| GOAL |
Copy only this range: the line with "Output the text content of this document." through the final line of the material, inclusive at both ends.
───── DATA SHOWN
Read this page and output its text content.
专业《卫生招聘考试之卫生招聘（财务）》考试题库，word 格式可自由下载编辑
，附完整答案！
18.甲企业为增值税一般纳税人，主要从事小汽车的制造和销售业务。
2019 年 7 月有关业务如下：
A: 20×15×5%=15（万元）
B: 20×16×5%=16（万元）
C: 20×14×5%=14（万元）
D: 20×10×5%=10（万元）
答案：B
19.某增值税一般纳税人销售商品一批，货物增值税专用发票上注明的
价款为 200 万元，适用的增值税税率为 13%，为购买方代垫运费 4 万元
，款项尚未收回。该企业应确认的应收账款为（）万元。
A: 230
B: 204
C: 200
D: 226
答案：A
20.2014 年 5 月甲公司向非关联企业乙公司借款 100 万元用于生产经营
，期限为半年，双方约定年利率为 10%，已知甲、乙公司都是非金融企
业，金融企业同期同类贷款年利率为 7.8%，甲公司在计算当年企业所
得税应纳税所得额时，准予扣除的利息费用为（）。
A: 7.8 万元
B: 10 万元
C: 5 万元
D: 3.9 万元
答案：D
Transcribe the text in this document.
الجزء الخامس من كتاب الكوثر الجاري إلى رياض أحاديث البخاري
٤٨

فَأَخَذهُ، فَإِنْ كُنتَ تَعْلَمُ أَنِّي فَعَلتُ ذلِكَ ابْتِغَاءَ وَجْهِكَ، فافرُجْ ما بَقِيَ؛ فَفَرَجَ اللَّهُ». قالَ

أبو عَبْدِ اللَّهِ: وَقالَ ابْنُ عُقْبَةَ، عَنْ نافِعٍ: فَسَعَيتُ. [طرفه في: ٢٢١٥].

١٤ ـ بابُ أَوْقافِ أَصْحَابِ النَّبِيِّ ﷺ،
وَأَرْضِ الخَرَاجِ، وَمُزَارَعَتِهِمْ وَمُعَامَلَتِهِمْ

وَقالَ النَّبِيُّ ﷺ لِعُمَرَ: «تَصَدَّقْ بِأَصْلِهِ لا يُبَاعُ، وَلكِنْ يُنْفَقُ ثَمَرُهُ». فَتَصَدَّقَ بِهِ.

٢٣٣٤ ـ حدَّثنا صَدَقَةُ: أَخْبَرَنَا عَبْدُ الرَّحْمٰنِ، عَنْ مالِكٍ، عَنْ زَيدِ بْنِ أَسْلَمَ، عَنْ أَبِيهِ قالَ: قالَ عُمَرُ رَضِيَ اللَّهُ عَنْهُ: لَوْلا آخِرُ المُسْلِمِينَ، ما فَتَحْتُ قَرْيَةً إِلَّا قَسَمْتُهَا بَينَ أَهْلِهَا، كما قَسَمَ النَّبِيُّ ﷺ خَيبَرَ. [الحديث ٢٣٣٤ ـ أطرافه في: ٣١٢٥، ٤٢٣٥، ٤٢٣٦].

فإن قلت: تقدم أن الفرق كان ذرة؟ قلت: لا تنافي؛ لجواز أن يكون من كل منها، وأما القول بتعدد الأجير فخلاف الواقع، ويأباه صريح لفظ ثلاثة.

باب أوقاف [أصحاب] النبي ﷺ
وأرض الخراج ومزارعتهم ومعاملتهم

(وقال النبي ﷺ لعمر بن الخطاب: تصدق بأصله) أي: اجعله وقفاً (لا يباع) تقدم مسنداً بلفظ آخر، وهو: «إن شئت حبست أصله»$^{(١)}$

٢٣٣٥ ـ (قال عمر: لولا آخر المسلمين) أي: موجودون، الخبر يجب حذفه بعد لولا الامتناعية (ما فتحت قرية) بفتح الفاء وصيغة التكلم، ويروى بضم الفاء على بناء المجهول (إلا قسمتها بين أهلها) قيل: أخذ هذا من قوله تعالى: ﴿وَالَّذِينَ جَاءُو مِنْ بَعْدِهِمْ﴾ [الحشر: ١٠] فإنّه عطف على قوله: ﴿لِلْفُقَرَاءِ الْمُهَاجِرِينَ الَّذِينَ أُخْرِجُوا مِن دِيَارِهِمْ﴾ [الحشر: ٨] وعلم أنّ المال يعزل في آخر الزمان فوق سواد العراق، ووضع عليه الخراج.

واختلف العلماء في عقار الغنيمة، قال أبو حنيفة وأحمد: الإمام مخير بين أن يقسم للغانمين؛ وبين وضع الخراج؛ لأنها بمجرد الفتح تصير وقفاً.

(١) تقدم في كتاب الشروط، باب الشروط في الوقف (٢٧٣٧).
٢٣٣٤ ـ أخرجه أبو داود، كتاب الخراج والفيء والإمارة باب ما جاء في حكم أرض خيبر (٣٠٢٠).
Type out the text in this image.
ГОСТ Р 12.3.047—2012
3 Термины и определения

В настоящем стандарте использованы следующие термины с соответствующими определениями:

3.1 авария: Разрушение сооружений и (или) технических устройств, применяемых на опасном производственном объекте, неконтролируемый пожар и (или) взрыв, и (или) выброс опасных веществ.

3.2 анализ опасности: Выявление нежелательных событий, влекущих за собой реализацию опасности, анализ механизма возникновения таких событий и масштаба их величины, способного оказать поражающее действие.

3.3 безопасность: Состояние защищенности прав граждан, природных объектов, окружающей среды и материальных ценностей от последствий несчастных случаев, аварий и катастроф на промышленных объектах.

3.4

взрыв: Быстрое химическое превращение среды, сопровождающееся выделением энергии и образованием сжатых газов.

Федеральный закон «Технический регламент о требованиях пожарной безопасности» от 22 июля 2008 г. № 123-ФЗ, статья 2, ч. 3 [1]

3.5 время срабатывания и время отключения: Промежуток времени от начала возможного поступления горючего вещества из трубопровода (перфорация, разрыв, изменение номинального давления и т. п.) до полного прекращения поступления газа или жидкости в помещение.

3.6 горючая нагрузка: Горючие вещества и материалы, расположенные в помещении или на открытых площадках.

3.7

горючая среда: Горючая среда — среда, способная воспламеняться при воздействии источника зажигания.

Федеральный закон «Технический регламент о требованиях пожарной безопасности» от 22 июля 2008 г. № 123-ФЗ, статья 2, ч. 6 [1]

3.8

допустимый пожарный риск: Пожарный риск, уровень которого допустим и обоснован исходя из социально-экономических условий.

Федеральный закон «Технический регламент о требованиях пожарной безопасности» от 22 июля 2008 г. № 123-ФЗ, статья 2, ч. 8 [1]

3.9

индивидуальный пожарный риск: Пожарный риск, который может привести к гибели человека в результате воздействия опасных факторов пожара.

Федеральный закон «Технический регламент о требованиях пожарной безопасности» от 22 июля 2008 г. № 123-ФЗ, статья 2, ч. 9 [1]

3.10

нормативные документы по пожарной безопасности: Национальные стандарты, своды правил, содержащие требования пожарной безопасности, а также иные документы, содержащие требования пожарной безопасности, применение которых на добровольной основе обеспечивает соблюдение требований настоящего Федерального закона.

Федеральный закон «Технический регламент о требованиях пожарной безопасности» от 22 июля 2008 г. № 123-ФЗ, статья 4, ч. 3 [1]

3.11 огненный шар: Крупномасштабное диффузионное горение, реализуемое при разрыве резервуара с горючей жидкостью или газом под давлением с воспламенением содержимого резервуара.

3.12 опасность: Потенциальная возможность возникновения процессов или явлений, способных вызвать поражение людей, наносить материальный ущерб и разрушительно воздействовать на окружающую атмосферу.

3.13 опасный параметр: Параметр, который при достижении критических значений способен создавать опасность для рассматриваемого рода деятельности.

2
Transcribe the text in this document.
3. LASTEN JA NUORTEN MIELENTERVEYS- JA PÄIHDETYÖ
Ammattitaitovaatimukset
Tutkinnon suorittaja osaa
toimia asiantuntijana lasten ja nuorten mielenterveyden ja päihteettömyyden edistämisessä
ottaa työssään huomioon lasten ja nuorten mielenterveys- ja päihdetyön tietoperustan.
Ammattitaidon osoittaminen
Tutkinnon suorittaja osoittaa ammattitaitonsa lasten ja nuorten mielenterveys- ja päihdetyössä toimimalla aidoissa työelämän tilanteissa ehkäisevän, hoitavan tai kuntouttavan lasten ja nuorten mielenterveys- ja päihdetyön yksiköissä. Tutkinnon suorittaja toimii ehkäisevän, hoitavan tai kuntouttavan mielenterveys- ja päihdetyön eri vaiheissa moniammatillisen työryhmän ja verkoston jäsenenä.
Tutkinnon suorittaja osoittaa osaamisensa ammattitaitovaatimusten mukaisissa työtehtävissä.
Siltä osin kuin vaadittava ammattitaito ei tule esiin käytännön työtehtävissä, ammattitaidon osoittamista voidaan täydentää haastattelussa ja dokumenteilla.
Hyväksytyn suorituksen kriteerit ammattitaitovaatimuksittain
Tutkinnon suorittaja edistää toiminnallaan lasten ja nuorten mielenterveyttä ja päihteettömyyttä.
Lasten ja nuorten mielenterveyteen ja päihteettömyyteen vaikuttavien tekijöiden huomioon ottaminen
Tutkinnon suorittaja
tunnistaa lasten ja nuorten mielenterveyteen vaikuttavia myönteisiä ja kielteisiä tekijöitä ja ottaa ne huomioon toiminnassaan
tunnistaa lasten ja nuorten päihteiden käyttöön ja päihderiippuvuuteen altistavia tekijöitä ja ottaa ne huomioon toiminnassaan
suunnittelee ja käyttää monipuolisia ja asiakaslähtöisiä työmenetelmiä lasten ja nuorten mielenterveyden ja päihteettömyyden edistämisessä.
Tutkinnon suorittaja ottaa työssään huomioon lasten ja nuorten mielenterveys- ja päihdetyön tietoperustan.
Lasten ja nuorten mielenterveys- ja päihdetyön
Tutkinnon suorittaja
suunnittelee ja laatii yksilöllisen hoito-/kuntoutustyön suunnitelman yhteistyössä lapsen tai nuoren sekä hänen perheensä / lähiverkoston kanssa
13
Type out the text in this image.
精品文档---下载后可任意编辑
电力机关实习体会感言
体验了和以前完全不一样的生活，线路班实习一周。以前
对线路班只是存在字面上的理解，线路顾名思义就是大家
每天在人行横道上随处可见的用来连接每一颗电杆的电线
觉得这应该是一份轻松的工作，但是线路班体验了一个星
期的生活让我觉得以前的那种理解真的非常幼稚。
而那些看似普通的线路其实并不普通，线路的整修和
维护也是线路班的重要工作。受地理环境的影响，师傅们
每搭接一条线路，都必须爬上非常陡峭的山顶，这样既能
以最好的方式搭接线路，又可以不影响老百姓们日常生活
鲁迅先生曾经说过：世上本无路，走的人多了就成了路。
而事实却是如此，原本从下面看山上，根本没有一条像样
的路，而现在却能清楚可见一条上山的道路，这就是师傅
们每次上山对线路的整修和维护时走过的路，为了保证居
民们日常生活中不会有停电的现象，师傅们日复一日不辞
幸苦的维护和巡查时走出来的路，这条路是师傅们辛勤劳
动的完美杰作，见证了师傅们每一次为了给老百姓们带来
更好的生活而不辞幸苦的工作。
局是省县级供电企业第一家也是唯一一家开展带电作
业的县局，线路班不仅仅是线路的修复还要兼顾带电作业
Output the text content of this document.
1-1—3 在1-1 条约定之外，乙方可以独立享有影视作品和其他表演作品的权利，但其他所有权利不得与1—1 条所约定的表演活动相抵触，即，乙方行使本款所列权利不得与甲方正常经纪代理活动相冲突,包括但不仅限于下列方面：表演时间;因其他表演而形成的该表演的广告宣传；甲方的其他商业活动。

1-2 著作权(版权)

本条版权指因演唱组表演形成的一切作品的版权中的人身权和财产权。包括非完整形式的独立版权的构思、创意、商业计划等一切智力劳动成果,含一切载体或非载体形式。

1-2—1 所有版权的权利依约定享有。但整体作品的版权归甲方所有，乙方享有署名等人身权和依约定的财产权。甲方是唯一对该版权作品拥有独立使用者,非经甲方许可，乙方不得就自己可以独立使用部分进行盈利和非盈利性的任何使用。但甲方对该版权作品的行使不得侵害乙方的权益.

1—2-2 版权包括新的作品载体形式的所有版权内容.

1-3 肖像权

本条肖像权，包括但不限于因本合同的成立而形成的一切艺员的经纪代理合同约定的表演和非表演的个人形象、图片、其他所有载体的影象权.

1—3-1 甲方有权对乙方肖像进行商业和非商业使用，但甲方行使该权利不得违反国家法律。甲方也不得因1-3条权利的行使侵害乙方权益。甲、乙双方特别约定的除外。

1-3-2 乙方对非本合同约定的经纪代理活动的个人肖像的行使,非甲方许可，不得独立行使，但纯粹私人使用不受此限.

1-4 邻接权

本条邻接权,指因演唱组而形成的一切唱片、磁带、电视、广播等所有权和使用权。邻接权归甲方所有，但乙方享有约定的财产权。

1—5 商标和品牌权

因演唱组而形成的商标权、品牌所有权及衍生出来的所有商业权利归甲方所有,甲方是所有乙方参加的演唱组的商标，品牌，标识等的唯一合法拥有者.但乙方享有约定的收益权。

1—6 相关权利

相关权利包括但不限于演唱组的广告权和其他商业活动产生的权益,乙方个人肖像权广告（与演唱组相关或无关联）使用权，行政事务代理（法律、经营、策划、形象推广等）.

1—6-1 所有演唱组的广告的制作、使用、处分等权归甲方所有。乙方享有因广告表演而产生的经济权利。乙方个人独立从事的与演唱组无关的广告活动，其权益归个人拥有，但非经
──────────
| THE OUTPUT |
Output the text content of this document.
1-1—3 在1-1 条约定之外，乙方可以独立享有影视作品和其他表演作品的权利，但其他所有权利不得与1—1 条所约定的表演活动相抵触，即，乙方行使本款所列权利不得与甲方正常经纪代理活动相冲突,包括但不仅限于下列方面：表演时间;因其他表演而形成的该表演的广告宣传；甲方的其他商业活动。

1-2 著作权(版权)

本条版权指因演唱组表演形成的一切作品的版权中的人身权和财产权。包括非完整形式的独立版权的构思、创意、商业计划等一切智力劳动成果,含一切载体或非载体形式。

1-2—1 所有版权的权利依约定享有。但整体作品的版权归甲方所有，乙方享有署名等人身权和依约定的财产权。甲方是唯一对该版权作品拥有独立使用者,非经甲方许可，乙方不得就自己可以独立使用部分进行盈利和非盈利性的任何使用。但甲方对该版权作品的行使不得侵害乙方的权益.

1—2-2 版权包括新的作品载体形式的所有版权内容.

1-3 肖像权

本条肖像权，包括但不限于因本合同的成立而形成的一切艺员的经纪代理合同约定的表演和非表演的个人形象、图片、其他所有载体的影象权.

1—3-1 甲方有权对乙方肖像进行商业和非商业使用，但甲方行使该权利不得违反国家法律。甲方也不得因1-3条权利的行使侵害乙方权益。甲、乙双方特别约定的除外。

1-3-2 乙方对非本合同约定的经纪代理活动的个人肖像的行使,非甲方许可，不得独立行使，但纯粹私人使用不受此限.

1-4 邻接权

本条邻接权,指因演唱组而形成的一切唱片、磁带、电视、广播等所有权和使用权。邻接权归甲方所有，但乙方享有约定的财产权。

1—5 商标和品牌权

因演唱组而形成的商标权、品牌所有权及衍生出来的所有商业权利归甲方所有,甲方是所有乙方参加的演唱组的商标，品牌，标识等的唯一合法拥有者.但乙方享有约定的收益权。

1—6 相关权利

相关权利包括但不限于演唱组的广告权和其他商业活动产生的权益,乙方个人肖像权广告（与演唱组相关或无关联）使用权，行政事务代理（法律、经营、策划、形象推广等）.

1—6-1 所有演唱组的广告的制作、使用、处分等权归甲方所有。乙方享有因广告表演而产生的经济权利。乙方个人独立从事的与演唱组无关的广告活动，其权益归个人拥有，但非经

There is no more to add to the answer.